# WYBRANY FRAGMENT
▶

Language
/ Kontakt /

Jak to robią w Piasecznie... >>>

Jak to robią w Piasecznie... # Siłowanie na ręce # Armwrestling # Armpower.net

Piaseczno każdy zna. Klub armwrestlingu pod nazwą „Armfight Piaseczno” powstał 17 lat temu. Założycielem, zawodnikiem, prezesem i trenerem w klubie jest Marcin Lachowicz, znany wam na pewno z międzynarodowych turniejów profesjonalnych (na przykład Złoty Tur) oraz amatorskich rangi mistrzostw Europy i Świata. Od dwóch kadencji wiceprezydent Federacji Armwrestling Polska. ()

Marcin to jedna z tych barwnych postaci polskiego i międzynarodowego armwrestlingu, bez którego byłoby nam smutno, jak wiecie w czym. Z każdej ze swoich walk robi radosne i pełne napięcia „show”, często dyskutuje z sędziami i rywalami. Czasem można podejrzewać, że jest młodszym bratem wielkiego tenisisty Ilie Năstase...

Jak to robią w Piasecznie?

Na XXI Mistrzostwach Polski Armfight Piaseczno zajął piąte miejsce w klasyfikacji drużynowej generalnej. Od lat plasuje się w czołówce rywalizacji. Przejdźmy więc do szczegółów!

Niespodzianką tegorocznych M. P. było zdobycie drugiego miejsca (kat. 105 kg, lewa ręka) przez Bogusia Zdanowskiego. Zawodnika, który niedawno trenuje w Armfight. Jego wygrana z Jakubem Janczy – zawodnikiem i trenerem wspomnianych „Niedźwiedzi” była na tyle sensacyjna, że obaj panowie umówili się na Vendettę. Wygrał Boguś 4:2 i od tego zacznę naszą rozmową z trenerem Marcinem Lachowiczem.

Zapraszam!

PeSzy: Marcin, czy można mówić o specyficznej „szkole armwrestlingu” właśnie w twoim klubie?

◀

(Wyodrębnione dane)
▶

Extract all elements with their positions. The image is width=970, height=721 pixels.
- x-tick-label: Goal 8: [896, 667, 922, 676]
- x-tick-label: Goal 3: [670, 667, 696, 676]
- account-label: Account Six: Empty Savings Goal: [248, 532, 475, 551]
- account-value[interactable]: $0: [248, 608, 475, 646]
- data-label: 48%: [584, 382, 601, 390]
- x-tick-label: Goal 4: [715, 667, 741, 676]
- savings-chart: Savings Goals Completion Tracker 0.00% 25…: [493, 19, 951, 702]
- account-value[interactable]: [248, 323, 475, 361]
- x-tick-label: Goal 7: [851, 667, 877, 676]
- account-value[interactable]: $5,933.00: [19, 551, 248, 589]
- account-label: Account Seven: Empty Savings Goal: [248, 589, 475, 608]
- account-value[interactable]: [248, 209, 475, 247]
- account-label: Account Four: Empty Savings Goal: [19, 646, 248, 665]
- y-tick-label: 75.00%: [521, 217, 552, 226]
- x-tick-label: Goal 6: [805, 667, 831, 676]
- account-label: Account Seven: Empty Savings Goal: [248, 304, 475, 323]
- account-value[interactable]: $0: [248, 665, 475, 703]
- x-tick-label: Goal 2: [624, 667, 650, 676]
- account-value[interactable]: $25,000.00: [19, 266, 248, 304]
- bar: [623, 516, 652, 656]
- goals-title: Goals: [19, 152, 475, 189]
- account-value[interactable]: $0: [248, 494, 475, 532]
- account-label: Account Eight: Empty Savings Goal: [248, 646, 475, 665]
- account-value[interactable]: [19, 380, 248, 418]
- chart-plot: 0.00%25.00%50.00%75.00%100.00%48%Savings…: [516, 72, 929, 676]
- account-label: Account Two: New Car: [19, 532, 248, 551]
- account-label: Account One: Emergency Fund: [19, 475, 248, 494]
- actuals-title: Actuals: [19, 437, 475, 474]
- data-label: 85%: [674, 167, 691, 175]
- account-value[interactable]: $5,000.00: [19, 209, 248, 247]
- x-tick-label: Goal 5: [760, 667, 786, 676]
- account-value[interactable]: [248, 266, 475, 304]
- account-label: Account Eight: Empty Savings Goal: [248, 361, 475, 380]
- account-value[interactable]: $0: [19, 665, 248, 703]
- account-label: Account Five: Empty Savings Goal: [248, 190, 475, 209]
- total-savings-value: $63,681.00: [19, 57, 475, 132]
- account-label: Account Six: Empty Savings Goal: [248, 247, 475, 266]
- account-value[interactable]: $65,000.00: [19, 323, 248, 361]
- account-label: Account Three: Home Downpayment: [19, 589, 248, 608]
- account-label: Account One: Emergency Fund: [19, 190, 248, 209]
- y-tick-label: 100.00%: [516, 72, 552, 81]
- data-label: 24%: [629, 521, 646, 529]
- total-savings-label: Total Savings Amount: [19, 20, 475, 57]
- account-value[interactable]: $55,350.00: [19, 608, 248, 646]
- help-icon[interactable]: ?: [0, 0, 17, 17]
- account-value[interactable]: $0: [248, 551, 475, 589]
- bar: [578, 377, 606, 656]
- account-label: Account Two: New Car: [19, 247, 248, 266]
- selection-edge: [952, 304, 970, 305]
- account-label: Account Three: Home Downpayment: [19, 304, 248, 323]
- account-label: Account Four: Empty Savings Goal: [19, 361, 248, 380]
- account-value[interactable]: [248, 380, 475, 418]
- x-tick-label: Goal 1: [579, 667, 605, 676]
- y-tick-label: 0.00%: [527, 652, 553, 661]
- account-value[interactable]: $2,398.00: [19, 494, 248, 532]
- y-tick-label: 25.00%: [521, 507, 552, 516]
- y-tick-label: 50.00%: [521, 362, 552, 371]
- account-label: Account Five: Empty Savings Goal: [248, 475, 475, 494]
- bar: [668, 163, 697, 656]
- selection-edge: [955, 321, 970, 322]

◀

# LISTA ZADAŃ
**1)** Przedstaw w formie krótkiej listy najważniejsze fakty z akapitu wybranego fragmentu, który zaczyna się od słów „Piaseczno każdy zna”.
**2)** Które miejsce w klasyfikacji drużynowej generalnej zajął Armfight Piaseczno na XXI Mistrzostwach Polski według wybranego fragmentu?
Opieraj się wyłącznie na wybranym fragmencie.

# LISTA ROZWIĄZAŃ
**1)**
- Klub „Armfight Piaseczno” powstał 17 lat temu.
- Marcin Lachowicz jest jego założycielem, zawodnikiem, prezesem i trenerem.
- Lachowicz jest znany z międzynarodowych turniejów profesjonalnych, na przykład Złotego Tura, oraz z amatorskich turniejów rangi mistrzostw Europy i Świata.
- Od dwóch kadencji jest wiceprezydentem Federacji Armwrestling Polska.

**2)** Piąte miejsce.